§ **Problem details**: Search the records for "между". Copy every line where it appears.

§ **Excerpted records**:
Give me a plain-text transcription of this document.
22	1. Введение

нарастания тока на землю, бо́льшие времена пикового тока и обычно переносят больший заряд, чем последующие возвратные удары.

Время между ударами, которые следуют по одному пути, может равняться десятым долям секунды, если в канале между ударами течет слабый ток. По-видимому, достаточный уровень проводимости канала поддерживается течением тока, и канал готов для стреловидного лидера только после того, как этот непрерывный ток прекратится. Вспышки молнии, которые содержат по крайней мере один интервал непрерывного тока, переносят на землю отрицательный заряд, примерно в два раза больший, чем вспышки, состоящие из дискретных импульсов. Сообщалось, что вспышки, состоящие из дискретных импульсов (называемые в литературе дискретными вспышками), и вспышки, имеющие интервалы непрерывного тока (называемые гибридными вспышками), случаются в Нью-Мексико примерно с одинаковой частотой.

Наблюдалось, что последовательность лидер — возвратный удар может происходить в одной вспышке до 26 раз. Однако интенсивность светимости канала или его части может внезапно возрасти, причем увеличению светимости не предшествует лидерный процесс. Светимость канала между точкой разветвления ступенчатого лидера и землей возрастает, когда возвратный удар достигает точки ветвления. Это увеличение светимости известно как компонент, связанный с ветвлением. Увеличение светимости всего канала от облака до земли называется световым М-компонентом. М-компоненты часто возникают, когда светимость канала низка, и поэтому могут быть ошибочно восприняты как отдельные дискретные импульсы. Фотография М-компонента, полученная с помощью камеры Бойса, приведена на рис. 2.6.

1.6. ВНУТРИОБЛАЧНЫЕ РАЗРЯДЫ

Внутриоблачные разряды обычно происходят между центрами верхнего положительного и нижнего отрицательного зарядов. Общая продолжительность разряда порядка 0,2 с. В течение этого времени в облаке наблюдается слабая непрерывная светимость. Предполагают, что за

§ **Answer to the task**:
Время между ударами, которые следуют по одному пути, может равняться десятым долям секунды, если в канале между ударами течет слабый ток. По-видимому, достаточный уровень проводимости канала поддерживается течением тока, и канал готов для стреловидного лидера только после того, как этот непрерывный ток прекратится. Вспышки молнии, которые содержат по крайней мере один интервал непрерывного тока, переносят на землю отрицательный заряд, примерно в два раза больший, чем вспышки, состоящие из дискретных импульсов. Сообщалось, что вспышки, состоящие из дискретных импульсов (называемые в литературе дискретными вспышками), и вспышки, имеющие интервалы непрерывного тока (называемые гибридными вспышками), случаются в Нью-Мексико примерно с одинаковой частотой.
Наблюдалось, что последовательность лидер — возвратный удар может происходить в одной вспышке до 26 раз. Однако интенсивность светимости канала или его части может внезапно возрасти, причем увеличению светимости не предшествует лидерный процесс. Светимость канала между точкой разветвления ступенчатого лидера и землей возрастает, когда возвратный удар достигает точки ветвления. Это увеличение светимости известно как компонент, связанный с ветвлением. Увеличение светимости всего канала от облака до земли называется световым М-компонентом. М-компоненты часто возникают, когда светимость канала низка, и поэтому могут быть ошибочно восприняты как отдельные дискретные импульсы. Фотография М-компонента, полученная с помощью камеры Бойса, приведена на рис. 2.6.
Внутриоблачные разряды обычно происходят между центрами верхнего положительного и нижнего отрицательного зарядов. Общая продолжительность разряда порядка 0,2 с. В течение этого времени в облаке наблюдается слабая непрерывная светимость. Предполагают, что за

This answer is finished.